■ Given instruction ■
In the following material, identify every line holding the string "icon" and return it.

Data items:
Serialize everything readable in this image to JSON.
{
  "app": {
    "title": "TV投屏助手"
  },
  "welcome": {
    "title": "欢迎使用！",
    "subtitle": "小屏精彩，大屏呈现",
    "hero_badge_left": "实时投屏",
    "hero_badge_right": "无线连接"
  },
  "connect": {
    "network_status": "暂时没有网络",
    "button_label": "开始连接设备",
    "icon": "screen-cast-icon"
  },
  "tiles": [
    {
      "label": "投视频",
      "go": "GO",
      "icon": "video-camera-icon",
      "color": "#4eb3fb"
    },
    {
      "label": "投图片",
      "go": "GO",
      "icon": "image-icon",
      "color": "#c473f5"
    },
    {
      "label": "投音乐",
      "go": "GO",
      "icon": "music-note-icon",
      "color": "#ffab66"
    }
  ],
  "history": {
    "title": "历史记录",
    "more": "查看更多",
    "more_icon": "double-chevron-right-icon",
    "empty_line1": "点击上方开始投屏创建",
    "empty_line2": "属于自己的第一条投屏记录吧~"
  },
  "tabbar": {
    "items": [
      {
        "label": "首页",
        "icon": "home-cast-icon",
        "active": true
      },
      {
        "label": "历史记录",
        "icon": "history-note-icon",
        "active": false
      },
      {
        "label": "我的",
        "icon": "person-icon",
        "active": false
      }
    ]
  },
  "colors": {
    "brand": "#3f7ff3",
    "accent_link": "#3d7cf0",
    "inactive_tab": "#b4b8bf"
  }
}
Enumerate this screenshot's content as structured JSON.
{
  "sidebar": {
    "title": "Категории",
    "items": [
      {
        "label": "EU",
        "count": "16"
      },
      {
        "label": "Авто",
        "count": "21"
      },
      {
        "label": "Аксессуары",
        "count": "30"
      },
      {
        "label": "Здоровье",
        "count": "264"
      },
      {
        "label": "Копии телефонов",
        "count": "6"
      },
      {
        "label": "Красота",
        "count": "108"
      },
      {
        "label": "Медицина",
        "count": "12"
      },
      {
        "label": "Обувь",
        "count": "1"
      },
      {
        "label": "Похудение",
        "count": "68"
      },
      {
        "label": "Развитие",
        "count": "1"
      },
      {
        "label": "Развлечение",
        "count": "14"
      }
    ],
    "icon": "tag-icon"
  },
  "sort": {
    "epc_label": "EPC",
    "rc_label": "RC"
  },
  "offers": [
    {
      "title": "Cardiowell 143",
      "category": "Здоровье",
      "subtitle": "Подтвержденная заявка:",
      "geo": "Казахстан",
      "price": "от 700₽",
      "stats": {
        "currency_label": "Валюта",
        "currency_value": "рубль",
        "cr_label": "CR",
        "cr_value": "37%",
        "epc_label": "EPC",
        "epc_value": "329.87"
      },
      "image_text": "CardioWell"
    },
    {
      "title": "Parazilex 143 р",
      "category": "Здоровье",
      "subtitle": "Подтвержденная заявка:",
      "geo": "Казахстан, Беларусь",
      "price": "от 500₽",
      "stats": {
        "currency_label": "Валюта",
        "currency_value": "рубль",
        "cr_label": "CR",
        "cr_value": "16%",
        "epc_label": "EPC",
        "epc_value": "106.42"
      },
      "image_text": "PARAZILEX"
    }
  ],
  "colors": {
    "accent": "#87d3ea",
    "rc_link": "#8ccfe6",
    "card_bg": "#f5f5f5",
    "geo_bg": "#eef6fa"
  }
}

■ Exercise solution ■
    "icon": "screen-cast-icon"
      "icon": "video-camera-icon",
      "icon": "image-icon",
      "icon": "music-note-icon",
    "more_icon": "double-chevron-right-icon",
        "icon": "home-cast-icon",
        "icon": "history-note-icon",
        "icon": "person-icon",
    "icon": "tag-icon"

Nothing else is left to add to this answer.